**WORK TO BE COMPLETED**
Tally the lines with the word "values" and report the number alone.

**SUPPLIED MATERIAL**
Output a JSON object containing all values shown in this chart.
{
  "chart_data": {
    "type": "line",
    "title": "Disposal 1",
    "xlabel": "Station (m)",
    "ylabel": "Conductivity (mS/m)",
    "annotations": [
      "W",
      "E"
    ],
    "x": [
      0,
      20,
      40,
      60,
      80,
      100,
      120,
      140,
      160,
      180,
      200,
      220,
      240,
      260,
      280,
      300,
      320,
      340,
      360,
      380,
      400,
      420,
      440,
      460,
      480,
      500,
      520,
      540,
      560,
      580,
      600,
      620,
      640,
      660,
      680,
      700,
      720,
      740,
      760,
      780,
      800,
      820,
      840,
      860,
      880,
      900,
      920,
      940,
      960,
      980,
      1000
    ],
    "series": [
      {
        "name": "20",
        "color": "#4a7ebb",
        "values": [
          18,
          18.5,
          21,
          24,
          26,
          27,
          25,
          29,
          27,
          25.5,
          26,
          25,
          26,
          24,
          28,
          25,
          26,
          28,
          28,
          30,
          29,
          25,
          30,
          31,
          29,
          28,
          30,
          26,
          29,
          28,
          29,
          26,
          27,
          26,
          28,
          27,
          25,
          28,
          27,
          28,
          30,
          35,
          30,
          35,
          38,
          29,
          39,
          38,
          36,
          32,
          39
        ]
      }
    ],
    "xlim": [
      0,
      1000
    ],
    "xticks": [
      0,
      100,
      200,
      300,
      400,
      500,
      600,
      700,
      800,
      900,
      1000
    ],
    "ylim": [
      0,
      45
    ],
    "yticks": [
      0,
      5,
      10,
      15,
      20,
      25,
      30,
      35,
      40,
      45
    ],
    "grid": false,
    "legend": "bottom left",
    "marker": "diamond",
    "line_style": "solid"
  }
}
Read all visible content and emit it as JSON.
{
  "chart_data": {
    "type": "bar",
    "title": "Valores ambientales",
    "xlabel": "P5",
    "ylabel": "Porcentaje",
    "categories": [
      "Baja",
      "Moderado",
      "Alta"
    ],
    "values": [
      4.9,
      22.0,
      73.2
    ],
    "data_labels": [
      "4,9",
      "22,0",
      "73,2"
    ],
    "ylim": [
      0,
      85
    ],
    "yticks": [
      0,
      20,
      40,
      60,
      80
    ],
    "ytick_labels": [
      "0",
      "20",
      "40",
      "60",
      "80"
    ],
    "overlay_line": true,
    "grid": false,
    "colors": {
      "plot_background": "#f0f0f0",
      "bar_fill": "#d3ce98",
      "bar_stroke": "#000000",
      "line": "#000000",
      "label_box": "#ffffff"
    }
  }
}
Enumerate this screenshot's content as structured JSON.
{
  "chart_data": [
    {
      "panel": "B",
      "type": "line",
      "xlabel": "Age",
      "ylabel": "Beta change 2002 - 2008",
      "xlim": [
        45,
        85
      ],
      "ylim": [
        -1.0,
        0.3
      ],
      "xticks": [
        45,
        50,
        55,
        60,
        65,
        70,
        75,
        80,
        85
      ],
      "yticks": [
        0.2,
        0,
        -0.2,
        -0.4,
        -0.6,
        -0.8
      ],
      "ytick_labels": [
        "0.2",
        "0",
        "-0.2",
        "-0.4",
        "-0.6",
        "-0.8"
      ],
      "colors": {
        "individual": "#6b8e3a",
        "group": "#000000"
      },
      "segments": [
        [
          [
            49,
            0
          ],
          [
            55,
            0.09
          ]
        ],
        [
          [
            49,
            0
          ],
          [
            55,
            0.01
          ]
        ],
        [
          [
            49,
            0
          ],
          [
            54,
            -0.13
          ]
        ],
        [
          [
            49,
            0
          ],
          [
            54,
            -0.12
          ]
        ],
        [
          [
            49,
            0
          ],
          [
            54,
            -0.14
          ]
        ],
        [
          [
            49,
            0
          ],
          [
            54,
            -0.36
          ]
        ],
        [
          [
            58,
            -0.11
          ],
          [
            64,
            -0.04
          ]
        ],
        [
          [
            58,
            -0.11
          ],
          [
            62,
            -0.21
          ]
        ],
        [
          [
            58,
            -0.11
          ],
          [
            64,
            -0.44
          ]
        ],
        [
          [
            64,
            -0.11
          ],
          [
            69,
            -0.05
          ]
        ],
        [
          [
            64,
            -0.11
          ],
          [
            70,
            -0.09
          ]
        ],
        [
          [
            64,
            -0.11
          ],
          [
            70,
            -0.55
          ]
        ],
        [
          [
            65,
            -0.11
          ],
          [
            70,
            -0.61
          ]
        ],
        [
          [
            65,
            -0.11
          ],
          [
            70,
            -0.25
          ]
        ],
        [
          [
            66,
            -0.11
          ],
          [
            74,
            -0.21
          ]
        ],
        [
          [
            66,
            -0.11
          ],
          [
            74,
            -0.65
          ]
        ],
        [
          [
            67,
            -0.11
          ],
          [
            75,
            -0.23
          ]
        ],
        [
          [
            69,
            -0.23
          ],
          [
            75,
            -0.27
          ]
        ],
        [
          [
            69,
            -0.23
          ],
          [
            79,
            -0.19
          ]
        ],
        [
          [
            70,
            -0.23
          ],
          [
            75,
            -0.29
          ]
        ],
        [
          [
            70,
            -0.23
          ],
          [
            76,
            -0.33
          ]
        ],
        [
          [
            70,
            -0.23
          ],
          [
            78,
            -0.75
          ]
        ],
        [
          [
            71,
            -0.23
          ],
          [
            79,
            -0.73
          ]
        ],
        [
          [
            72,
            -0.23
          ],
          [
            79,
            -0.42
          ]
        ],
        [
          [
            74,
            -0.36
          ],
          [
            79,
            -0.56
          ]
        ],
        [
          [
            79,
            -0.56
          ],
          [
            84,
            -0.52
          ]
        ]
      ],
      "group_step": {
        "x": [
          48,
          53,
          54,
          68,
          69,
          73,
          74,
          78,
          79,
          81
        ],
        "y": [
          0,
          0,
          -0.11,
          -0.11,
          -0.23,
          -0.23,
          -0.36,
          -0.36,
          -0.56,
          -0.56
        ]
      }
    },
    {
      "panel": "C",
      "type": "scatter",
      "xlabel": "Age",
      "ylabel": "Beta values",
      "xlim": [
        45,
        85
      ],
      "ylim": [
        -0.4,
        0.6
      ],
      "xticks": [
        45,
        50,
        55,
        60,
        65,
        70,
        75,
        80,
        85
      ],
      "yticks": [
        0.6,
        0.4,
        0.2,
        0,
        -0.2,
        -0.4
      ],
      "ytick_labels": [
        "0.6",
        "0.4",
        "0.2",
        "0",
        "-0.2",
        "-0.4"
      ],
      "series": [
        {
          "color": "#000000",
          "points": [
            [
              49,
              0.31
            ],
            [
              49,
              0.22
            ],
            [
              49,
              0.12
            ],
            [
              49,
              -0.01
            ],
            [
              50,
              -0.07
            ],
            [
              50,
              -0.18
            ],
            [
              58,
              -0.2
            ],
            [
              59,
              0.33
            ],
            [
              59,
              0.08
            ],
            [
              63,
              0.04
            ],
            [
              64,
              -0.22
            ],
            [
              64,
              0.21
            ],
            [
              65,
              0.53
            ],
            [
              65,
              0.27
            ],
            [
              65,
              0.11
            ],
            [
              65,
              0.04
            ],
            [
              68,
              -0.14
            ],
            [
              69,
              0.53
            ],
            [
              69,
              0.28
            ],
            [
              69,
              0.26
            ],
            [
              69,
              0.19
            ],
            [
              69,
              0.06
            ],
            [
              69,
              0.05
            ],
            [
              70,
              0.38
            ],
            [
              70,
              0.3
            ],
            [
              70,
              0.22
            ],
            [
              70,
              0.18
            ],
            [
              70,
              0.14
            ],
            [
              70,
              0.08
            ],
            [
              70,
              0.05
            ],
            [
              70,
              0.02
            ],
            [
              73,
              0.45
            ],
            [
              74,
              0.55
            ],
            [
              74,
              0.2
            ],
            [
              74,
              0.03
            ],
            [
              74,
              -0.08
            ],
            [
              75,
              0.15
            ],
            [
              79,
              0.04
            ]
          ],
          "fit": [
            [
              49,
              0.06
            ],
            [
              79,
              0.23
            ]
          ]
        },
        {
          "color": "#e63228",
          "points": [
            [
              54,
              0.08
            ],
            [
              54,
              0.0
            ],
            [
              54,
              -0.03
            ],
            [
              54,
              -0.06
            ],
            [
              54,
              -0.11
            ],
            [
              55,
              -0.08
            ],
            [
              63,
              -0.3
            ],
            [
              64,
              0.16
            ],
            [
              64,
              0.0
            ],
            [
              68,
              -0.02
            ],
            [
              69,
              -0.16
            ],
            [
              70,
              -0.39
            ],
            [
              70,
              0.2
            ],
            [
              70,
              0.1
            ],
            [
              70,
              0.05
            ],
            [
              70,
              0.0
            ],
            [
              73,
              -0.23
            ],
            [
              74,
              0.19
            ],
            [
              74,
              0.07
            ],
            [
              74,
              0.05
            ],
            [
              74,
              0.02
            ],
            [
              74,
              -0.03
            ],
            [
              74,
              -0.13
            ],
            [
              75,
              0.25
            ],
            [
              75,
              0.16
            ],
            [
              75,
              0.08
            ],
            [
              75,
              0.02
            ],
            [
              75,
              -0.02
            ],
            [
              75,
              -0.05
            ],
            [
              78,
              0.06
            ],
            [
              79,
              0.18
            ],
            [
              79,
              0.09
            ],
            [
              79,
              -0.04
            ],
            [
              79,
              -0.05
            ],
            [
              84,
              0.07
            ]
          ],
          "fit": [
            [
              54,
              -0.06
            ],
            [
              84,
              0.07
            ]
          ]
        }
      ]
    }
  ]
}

**FULL RESPONSE**
4